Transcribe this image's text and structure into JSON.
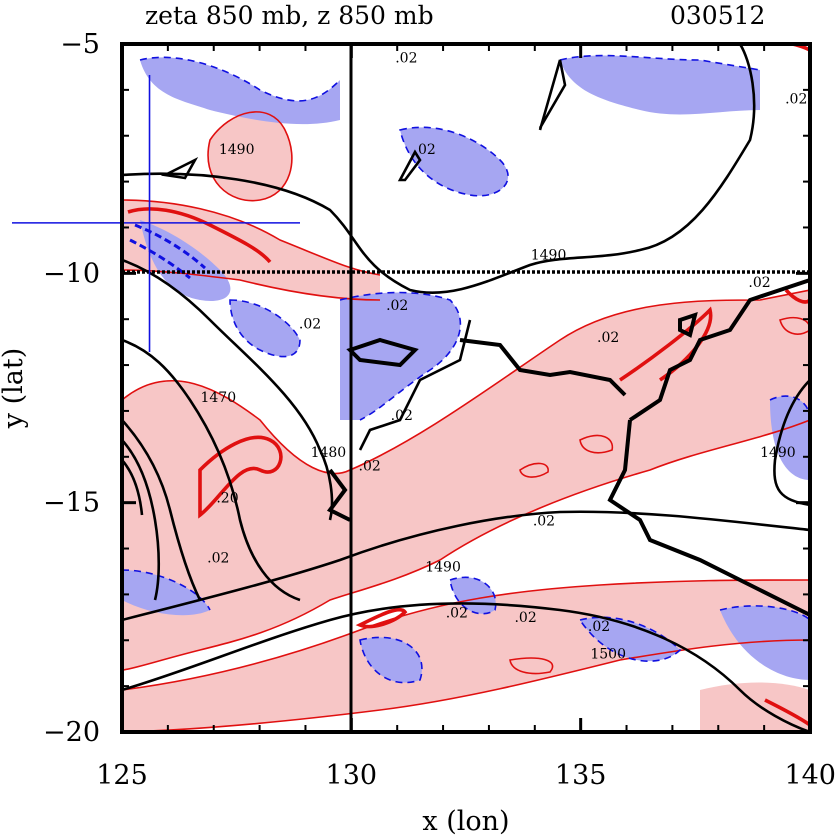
{
  "header": {
    "title": "zeta 850 mb, z 850 mb",
    "date": "030512"
  },
  "axes": {
    "xlabel": "x (lon)",
    "ylabel": "y (lat)"
  },
  "chart_data": {
    "type": "contour",
    "title": "zeta 850 mb, z 850 mb",
    "date_label": "030512",
    "xlabel": "x (lon)",
    "ylabel": "y (lat)",
    "xlim": [
      125,
      140
    ],
    "ylim": [
      -20,
      -5
    ],
    "x_ticks": [
      125,
      130,
      135,
      140
    ],
    "y_ticks": [
      -5,
      -10,
      -15,
      -20
    ],
    "grid_lines": {
      "x": 130,
      "y": -10
    },
    "center_marker": {
      "x": 125.6,
      "y": -8.9
    },
    "colors": {
      "positive_fill": "#f7c6c6",
      "negative_fill": "#a6a6f2",
      "positive_contour": "#e01010",
      "negative_contour": "#1010e0",
      "height_contour": "#000000"
    },
    "height_contour_labels": [
      {
        "text": "1490",
        "x": 127.5,
        "y": -7.4
      },
      {
        "text": "1490",
        "x": 134.3,
        "y": -9.7
      },
      {
        "text": "1470",
        "x": 127.1,
        "y": -12.8
      },
      {
        "text": "1480",
        "x": 129.5,
        "y": -14.0
      },
      {
        "text": "1490",
        "x": 132.0,
        "y": -16.5
      },
      {
        "text": "1500",
        "x": 135.6,
        "y": -18.4
      },
      {
        "text": "1490",
        "x": 139.3,
        "y": -14.0
      }
    ],
    "vorticity_labels": [
      {
        "text": ".02",
        "x": 131.2,
        "y": -5.4
      },
      {
        "text": ".02",
        "x": 131.6,
        "y": -7.4
      },
      {
        "text": ".02",
        "x": 131.0,
        "y": -10.8
      },
      {
        "text": ".02",
        "x": 129.1,
        "y": -11.2
      },
      {
        "text": ".02",
        "x": 131.1,
        "y": -13.2
      },
      {
        "text": ".02",
        "x": 130.4,
        "y": -14.3
      },
      {
        "text": ".02",
        "x": 135.6,
        "y": -11.5
      },
      {
        "text": ".02",
        "x": 138.9,
        "y": -10.3
      },
      {
        "text": ".02",
        "x": 134.2,
        "y": -15.5
      },
      {
        "text": ".02",
        "x": 127.1,
        "y": -16.3
      },
      {
        "text": ".02",
        "x": 133.8,
        "y": -17.6
      },
      {
        "text": ".02",
        "x": 132.3,
        "y": -17.5
      },
      {
        "text": ".02",
        "x": 135.4,
        "y": -17.8
      },
      {
        "text": ".02",
        "x": 139.7,
        "y": -6.3
      },
      {
        "text": ".20",
        "x": 127.3,
        "y": -15.0
      }
    ]
  }
}
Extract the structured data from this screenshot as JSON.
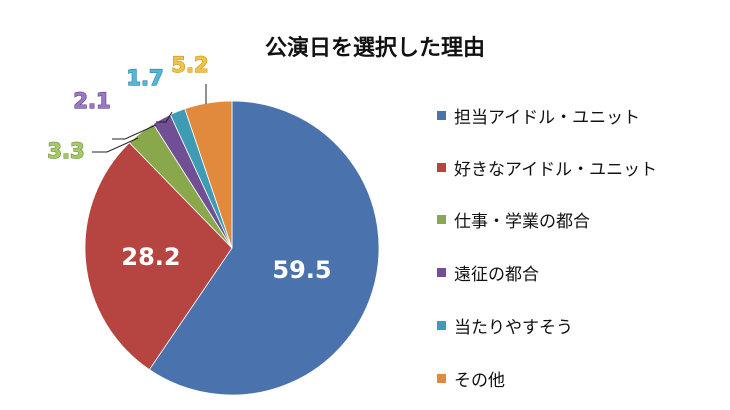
{
  "chart_data": {
    "type": "pie",
    "title": "公演日を選択した理由",
    "unit": "%",
    "categories": [
      "担当アイドル・ユニット",
      "好きなアイドル・ユニット",
      "仕事・学業の都合",
      "遠征の都合",
      "当たりやすそう",
      "その他"
    ],
    "values": [
      59.5,
      28.2,
      3.3,
      2.1,
      1.7,
      5.2
    ],
    "colors": [
      "#4a72ac",
      "#b64542",
      "#89a84b",
      "#704f94",
      "#3d9bb3",
      "#e18a3e"
    ],
    "data_labels": [
      "59.5",
      "28.2",
      "3.3",
      "2.1",
      "1.7",
      "5.2"
    ],
    "start_angle": "12 o'clock, clockwise",
    "legend_position": "right"
  },
  "title": "公演日を選択した理由",
  "legend": {
    "items": [
      {
        "label": "担当アイドル・ユニット",
        "color": "#4a72ac"
      },
      {
        "label": "好きなアイドル・ユニット",
        "color": "#b64542"
      },
      {
        "label": "仕事・学業の都合",
        "color": "#89a84b"
      },
      {
        "label": "遠征の都合",
        "color": "#704f94"
      },
      {
        "label": "当たりやすそう",
        "color": "#3d9bb3"
      },
      {
        "label": "その他",
        "color": "#e18a3e"
      }
    ]
  }
}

Short exercise →
Give the data above again in full and unchanged, skipping the pictures.

Exercise answer →
Transcribe this image's text and structure into JSON.
{
  "header": {
    "title": "zeta 850 mb, z 850 mb",
    "date": "030512"
  },
  "axes": {
    "xlabel": "x (lon)",
    "ylabel": "y (lat)"
  },
  "chart_data": {
    "type": "contour",
    "title": "zeta 850 mb, z 850 mb",
    "date_label": "030512",
    "xlabel": "x (lon)",
    "ylabel": "y (lat)",
    "xlim": [
      125,
      140
    ],
    "ylim": [
      -20,
      -5
    ],
    "x_ticks": [
      125,
      130,
      135,
      140
    ],
    "y_ticks": [
      -5,
      -10,
      -15,
      -20
    ],
    "grid_lines": {
      "x": 130,
      "y": -10
    },
    "center_marker": {
      "x": 125.6,
      "y": -8.9
    },
    "colors": {
      "positive_fill": "#f7c6c6",
      "negative_fill": "#a6a6f2",
      "positive_contour": "#e01010",
      "negative_contour": "#1010e0",
      "height_contour": "#000000"
    },
    "height_contour_labels": [
      {
        "text": "1490",
        "x": 127.5,
        "y": -7.4
      },
      {
        "text": "1490",
        "x": 134.3,
        "y": -9.7
      },
      {
        "text": "1470",
        "x": 127.1,
        "y": -12.8
      },
      {
        "text": "1480",
        "x": 129.5,
        "y": -14.0
      },
      {
        "text": "1490",
        "x": 132.0,
        "y": -16.5
      },
      {
        "text": "1500",
        "x": 135.6,
        "y": -18.4
      },
      {
        "text": "1490",
        "x": 139.3,
        "y": -14.0
      }
    ],
    "vorticity_labels": [
      {
        "text": ".02",
        "x": 131.2,
        "y": -5.4
      },
      {
        "text": ".02",
        "x": 131.6,
        "y": -7.4
      },
      {
        "text": ".02",
        "x": 131.0,
        "y": -10.8
      },
      {
        "text": ".02",
        "x": 129.1,
        "y": -11.2
      },
      {
        "text": ".02",
        "x": 131.1,
        "y": -13.2
      },
      {
        "text": ".02",
        "x": 130.4,
        "y": -14.3
      },
      {
        "text": ".02",
        "x": 135.6,
        "y": -11.5
      },
      {
        "text": ".02",
        "x": 138.9,
        "y": -10.3
      },
      {
        "text": ".02",
        "x": 134.2,
        "y": -15.5
      },
      {
        "text": ".02",
        "x": 127.1,
        "y": -16.3
      },
      {
        "text": ".02",
        "x": 133.8,
        "y": -17.6
      },
      {
        "text": ".02",
        "x": 132.3,
        "y": -17.5
      },
      {
        "text": ".02",
        "x": 135.4,
        "y": -17.8
      },
      {
        "text": ".02",
        "x": 139.7,
        "y": -6.3
      },
      {
        "text": ".20",
        "x": 127.3,
        "y": -15.0
      }
    ]
  }
}
Extract the structured data from this screenshot as JSON.
{
  "chart_data": {
    "type": "pie",
    "title": "公演日を選択した理由",
    "unit": "%",
    "categories": [
      "担当アイドル・ユニット",
      "好きなアイドル・ユニット",
      "仕事・学業の都合",
      "遠征の都合",
      "当たりやすそう",
      "その他"
    ],
    "values": [
      59.5,
      28.2,
      3.3,
      2.1,
      1.7,
      5.2
    ],
    "colors": [
      "#4a72ac",
      "#b64542",
      "#89a84b",
      "#704f94",
      "#3d9bb3",
      "#e18a3e"
    ],
    "data_labels": [
      "59.5",
      "28.2",
      "3.3",
      "2.1",
      "1.7",
      "5.2"
    ],
    "start_angle": "12 o'clock, clockwise",
    "legend_position": "right"
  },
  "title": "公演日を選択した理由",
  "legend": {
    "items": [
      {
        "label": "担当アイドル・ユニット",
        "color": "#4a72ac"
      },
      {
        "label": "好きなアイドル・ユニット",
        "color": "#b64542"
      },
      {
        "label": "仕事・学業の都合",
        "color": "#89a84b"
      },
      {
        "label": "遠征の都合",
        "color": "#704f94"
      },
      {
        "label": "当たりやすそう",
        "color": "#3d9bb3"
      },
      {
        "label": "その他",
        "color": "#e18a3e"
      }
    ]
  }
}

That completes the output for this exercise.